● **Description of the task**
Copy out every line exactly, passing over the pictures.

[Chart and figure data]

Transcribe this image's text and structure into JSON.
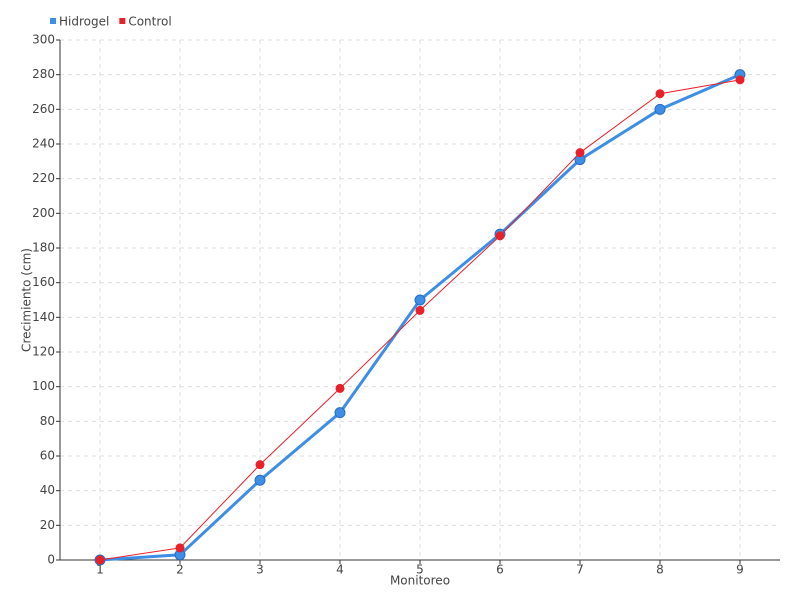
{
  "chart_data": {
    "type": "line",
    "x_label": "Monitoreo",
    "y_label": "Crecimiento (cm)",
    "categories": [
      "1",
      "2",
      "3",
      "4",
      "5",
      "6",
      "7",
      "8",
      "9"
    ],
    "series": [
      {
        "name": "Hidrogel",
        "color": "#3d8ee6",
        "values": [
          0,
          3,
          46,
          85,
          150,
          188,
          231,
          260,
          280
        ]
      },
      {
        "name": "Control",
        "color": "#e8202a",
        "values": [
          0,
          7,
          55,
          99,
          144,
          187,
          235,
          269,
          277
        ]
      }
    ],
    "ylim": [
      0,
      300
    ],
    "yticks": [
      0,
      20,
      40,
      60,
      80,
      100,
      120,
      140,
      160,
      180,
      200,
      220,
      240,
      260,
      280,
      300
    ],
    "grid": true,
    "legend": "top-left"
  }
}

● **Solved problem**
Transcribe this image's text and structure into JSON.
{
  "chart_data": {
    "type": "line",
    "x_label": "Monitoreo",
    "y_label": "Crecimiento (cm)",
    "categories": [
      "1",
      "2",
      "3",
      "4",
      "5",
      "6",
      "7",
      "8",
      "9"
    ],
    "series": [
      {
        "name": "Hidrogel",
        "color": "#3d8ee6",
        "values": [
          0,
          3,
          46,
          85,
          150,
          188,
          231,
          260,
          280
        ]
      },
      {
        "name": "Control",
        "color": "#e8202a",
        "values": [
          0,
          7,
          55,
          99,
          144,
          187,
          235,
          269,
          277
        ]
      }
    ],
    "ylim": [
      0,
      300
    ],
    "yticks": [
      0,
      20,
      40,
      60,
      80,
      100,
      120,
      140,
      160,
      180,
      200,
      220,
      240,
      260,
      280,
      300
    ],
    "grid": true,
    "legend": "top-left"
  }
}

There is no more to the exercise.